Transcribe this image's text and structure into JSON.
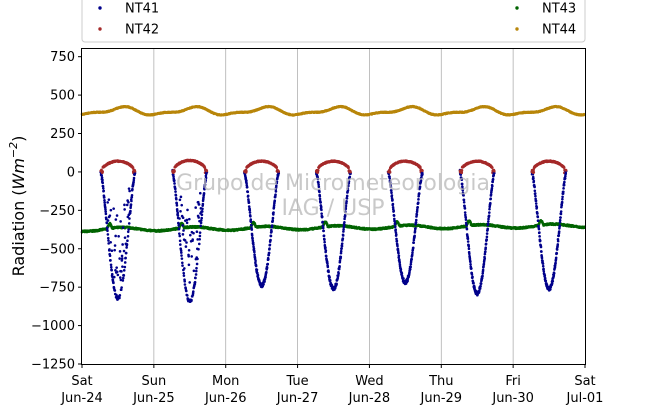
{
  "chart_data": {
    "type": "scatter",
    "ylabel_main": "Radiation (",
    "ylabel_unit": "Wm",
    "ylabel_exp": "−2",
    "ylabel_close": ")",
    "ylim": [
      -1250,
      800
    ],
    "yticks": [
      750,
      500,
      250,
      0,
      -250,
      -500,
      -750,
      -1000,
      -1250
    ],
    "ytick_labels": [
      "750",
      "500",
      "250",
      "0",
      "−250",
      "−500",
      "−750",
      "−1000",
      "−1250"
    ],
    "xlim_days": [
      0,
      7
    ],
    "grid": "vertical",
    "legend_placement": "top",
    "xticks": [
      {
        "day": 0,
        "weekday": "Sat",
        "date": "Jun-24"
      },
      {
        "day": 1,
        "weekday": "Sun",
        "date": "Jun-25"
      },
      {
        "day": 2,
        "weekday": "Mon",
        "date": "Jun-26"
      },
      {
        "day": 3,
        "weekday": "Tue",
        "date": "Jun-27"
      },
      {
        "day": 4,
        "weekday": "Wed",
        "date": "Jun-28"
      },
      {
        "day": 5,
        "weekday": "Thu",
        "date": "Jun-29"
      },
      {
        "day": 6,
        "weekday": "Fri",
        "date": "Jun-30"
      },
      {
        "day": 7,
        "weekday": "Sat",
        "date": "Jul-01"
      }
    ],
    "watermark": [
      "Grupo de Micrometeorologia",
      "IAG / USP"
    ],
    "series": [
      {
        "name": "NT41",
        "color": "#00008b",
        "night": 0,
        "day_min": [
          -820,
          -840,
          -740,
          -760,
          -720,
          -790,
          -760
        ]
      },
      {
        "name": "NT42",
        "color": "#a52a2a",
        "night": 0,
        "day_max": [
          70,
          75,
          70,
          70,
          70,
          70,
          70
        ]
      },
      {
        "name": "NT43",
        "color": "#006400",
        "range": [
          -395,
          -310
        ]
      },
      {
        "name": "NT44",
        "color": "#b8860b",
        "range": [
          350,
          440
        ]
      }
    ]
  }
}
※ ※ ※
WORK TO DO: Output every entry verbatim. Pictures do not belong in the copy.

SOLUTION FOR THIS PROBLEM:
Transcribe this image's text and structure into JSON.
{
  "chart_data": {
    "type": "scatter",
    "ylabel_main": "Radiation (",
    "ylabel_unit": "Wm",
    "ylabel_exp": "−2",
    "ylabel_close": ")",
    "ylim": [
      -1250,
      800
    ],
    "yticks": [
      750,
      500,
      250,
      0,
      -250,
      -500,
      -750,
      -1000,
      -1250
    ],
    "ytick_labels": [
      "750",
      "500",
      "250",
      "0",
      "−250",
      "−500",
      "−750",
      "−1000",
      "−1250"
    ],
    "xlim_days": [
      0,
      7
    ],
    "grid": "vertical",
    "legend_placement": "top",
    "xticks": [
      {
        "day": 0,
        "weekday": "Sat",
        "date": "Jun-24"
      },
      {
        "day": 1,
        "weekday": "Sun",
        "date": "Jun-25"
      },
      {
        "day": 2,
        "weekday": "Mon",
        "date": "Jun-26"
      },
      {
        "day": 3,
        "weekday": "Tue",
        "date": "Jun-27"
      },
      {
        "day": 4,
        "weekday": "Wed",
        "date": "Jun-28"
      },
      {
        "day": 5,
        "weekday": "Thu",
        "date": "Jun-29"
      },
      {
        "day": 6,
        "weekday": "Fri",
        "date": "Jun-30"
      },
      {
        "day": 7,
        "weekday": "Sat",
        "date": "Jul-01"
      }
    ],
    "watermark": [
      "Grupo de Micrometeorologia",
      "IAG / USP"
    ],
    "series": [
      {
        "name": "NT41",
        "color": "#00008b",
        "night": 0,
        "day_min": [
          -820,
          -840,
          -740,
          -760,
          -720,
          -790,
          -760
        ]
      },
      {
        "name": "NT42",
        "color": "#a52a2a",
        "night": 0,
        "day_max": [
          70,
          75,
          70,
          70,
          70,
          70,
          70
        ]
      },
      {
        "name": "NT43",
        "color": "#006400",
        "range": [
          -395,
          -310
        ]
      },
      {
        "name": "NT44",
        "color": "#b8860b",
        "range": [
          350,
          440
        ]
      }
    ]
  }
}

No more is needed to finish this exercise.